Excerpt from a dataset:

● ● ●

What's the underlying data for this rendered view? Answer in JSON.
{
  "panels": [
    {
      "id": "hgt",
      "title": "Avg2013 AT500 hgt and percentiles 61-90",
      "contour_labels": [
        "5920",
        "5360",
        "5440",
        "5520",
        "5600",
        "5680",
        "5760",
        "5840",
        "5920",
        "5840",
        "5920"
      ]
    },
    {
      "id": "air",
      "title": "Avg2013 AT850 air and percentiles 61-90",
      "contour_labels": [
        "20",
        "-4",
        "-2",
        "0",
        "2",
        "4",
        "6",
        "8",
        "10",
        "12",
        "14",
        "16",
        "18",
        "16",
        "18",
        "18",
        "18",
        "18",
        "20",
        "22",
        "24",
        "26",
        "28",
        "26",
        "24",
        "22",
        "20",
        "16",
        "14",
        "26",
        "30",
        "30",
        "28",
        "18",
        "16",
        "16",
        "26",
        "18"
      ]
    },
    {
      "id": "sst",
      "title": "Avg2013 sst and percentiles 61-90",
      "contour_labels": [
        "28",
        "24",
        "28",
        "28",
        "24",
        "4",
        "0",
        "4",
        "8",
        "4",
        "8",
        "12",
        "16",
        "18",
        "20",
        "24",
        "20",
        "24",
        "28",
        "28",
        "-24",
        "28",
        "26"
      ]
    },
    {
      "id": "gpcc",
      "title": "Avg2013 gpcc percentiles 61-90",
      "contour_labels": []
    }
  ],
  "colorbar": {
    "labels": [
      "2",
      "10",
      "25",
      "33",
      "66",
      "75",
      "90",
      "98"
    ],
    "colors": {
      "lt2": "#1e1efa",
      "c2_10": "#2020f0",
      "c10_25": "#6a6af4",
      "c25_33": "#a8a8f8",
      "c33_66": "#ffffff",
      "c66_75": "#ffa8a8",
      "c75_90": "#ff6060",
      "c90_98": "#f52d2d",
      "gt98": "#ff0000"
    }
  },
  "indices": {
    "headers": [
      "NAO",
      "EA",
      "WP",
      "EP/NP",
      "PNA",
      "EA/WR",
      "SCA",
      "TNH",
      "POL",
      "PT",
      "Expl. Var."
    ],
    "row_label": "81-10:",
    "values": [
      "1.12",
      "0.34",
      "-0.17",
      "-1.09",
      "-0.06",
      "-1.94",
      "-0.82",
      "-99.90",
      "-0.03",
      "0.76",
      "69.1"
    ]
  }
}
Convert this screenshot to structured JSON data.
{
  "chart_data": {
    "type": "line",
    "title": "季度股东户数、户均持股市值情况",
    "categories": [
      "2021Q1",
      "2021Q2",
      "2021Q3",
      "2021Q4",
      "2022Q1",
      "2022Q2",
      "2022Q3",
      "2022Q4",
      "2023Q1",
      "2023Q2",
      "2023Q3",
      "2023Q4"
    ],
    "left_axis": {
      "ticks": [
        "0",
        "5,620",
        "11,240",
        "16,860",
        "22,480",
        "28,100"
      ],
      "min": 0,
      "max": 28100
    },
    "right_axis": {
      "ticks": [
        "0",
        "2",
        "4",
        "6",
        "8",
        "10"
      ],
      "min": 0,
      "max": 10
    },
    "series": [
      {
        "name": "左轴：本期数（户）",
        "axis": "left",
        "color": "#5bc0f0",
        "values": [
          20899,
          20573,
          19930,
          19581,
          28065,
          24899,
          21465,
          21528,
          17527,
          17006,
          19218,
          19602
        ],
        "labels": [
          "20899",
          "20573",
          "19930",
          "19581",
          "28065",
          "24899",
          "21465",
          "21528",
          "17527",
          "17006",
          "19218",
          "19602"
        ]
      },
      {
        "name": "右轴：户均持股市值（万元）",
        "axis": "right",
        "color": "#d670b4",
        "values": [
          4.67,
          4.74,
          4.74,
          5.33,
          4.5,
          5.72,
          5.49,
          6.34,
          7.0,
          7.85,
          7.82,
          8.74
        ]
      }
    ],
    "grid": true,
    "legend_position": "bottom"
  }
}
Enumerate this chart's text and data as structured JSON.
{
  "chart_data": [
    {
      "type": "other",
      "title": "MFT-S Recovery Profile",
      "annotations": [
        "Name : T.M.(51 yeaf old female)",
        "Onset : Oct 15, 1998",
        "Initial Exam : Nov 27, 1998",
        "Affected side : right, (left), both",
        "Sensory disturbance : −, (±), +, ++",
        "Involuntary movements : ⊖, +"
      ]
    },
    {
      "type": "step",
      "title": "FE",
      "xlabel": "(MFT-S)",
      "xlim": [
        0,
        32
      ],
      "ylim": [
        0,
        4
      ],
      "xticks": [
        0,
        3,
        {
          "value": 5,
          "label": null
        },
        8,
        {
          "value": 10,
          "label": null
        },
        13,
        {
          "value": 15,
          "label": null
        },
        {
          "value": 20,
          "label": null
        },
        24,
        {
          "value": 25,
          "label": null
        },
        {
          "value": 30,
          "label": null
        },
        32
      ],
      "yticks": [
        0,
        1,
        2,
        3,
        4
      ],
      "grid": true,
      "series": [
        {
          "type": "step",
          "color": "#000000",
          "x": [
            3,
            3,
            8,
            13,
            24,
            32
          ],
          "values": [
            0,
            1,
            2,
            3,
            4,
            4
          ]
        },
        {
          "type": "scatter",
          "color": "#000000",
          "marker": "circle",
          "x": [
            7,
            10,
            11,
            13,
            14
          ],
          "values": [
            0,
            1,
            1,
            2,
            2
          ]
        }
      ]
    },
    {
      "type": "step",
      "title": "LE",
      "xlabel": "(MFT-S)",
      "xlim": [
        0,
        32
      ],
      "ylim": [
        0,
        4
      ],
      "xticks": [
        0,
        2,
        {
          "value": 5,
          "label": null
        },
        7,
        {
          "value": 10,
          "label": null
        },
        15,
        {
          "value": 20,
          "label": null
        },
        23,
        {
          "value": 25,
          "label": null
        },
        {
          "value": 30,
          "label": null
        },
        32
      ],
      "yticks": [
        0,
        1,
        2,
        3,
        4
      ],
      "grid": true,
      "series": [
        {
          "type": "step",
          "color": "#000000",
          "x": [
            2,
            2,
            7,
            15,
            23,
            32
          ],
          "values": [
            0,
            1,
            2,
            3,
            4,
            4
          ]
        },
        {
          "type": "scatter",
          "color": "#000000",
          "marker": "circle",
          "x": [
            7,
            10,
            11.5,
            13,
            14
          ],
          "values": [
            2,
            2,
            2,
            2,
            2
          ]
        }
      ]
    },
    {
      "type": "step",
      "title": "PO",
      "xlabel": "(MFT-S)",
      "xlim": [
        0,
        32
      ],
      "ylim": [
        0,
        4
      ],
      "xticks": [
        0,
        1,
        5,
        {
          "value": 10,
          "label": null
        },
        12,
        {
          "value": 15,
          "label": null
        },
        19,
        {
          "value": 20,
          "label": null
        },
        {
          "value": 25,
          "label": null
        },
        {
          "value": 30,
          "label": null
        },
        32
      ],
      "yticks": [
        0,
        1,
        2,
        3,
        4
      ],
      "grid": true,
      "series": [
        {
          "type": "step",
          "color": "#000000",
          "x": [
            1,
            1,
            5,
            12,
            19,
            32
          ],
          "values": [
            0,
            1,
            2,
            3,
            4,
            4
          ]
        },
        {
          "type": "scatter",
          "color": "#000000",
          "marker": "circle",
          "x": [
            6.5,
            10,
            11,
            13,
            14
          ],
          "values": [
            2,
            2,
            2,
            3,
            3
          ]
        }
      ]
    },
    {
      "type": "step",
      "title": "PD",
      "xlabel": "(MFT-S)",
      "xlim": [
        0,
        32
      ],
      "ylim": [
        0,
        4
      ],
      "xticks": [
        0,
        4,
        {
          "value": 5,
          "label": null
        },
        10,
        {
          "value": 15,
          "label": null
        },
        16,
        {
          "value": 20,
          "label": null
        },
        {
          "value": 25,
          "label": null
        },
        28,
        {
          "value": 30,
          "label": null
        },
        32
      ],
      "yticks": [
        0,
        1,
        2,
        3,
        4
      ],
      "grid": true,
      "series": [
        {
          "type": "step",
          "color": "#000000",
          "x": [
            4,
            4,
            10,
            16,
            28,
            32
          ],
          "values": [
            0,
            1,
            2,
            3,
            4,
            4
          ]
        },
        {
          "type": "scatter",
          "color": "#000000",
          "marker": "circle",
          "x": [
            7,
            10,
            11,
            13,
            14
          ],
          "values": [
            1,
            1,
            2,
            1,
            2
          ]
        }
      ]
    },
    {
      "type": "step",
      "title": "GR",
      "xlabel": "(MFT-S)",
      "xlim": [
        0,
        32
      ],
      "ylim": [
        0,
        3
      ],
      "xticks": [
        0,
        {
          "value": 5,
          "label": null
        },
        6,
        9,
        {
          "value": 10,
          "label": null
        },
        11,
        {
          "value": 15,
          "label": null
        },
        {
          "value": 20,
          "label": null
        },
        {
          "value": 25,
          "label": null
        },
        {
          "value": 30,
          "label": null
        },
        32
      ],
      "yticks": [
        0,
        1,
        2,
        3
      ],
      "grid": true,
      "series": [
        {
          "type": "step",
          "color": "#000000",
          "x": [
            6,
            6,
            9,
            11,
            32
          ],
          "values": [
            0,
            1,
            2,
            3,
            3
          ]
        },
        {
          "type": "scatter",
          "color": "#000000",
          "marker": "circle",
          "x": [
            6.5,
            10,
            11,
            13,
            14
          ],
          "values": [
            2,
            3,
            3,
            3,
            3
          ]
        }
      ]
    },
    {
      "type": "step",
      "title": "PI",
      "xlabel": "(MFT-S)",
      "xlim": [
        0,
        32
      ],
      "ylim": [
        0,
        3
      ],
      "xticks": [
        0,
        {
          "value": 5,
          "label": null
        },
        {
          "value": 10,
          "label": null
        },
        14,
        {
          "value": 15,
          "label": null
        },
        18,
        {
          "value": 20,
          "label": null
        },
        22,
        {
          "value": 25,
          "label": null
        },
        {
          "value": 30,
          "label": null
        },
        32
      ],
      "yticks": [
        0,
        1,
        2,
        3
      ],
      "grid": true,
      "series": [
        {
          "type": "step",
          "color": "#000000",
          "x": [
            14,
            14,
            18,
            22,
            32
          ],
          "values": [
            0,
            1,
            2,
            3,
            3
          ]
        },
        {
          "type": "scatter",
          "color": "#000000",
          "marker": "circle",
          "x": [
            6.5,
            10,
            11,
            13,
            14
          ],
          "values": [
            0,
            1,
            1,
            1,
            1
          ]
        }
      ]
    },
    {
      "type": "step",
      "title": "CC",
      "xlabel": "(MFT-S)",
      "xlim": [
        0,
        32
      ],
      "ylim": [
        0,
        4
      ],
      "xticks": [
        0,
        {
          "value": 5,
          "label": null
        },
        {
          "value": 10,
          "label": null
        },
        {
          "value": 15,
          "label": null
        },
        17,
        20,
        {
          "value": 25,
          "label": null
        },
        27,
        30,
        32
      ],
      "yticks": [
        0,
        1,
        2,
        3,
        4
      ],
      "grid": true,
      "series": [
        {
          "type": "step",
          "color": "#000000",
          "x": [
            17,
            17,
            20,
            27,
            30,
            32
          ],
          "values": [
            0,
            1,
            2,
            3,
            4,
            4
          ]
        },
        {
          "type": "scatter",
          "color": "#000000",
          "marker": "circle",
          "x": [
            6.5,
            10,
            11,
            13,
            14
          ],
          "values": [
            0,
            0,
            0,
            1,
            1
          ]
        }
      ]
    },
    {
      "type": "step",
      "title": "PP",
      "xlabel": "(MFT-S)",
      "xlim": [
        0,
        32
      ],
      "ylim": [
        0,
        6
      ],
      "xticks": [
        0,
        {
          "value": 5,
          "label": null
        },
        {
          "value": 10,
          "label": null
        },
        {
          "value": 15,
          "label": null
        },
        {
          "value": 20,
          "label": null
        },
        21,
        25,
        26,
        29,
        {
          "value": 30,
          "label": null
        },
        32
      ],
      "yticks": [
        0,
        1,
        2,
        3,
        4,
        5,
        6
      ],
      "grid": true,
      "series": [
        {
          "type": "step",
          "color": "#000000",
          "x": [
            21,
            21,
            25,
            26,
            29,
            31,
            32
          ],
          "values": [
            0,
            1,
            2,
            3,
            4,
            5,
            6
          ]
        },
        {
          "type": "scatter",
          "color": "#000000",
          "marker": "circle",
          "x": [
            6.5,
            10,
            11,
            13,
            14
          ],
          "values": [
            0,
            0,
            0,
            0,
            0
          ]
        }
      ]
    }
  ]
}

● ● ●

• _WHAT YOU NEED TO DO_: State how many lines of the listing include the word "JSON". Reply with the number alone.

• _THE OUTPUT_: 3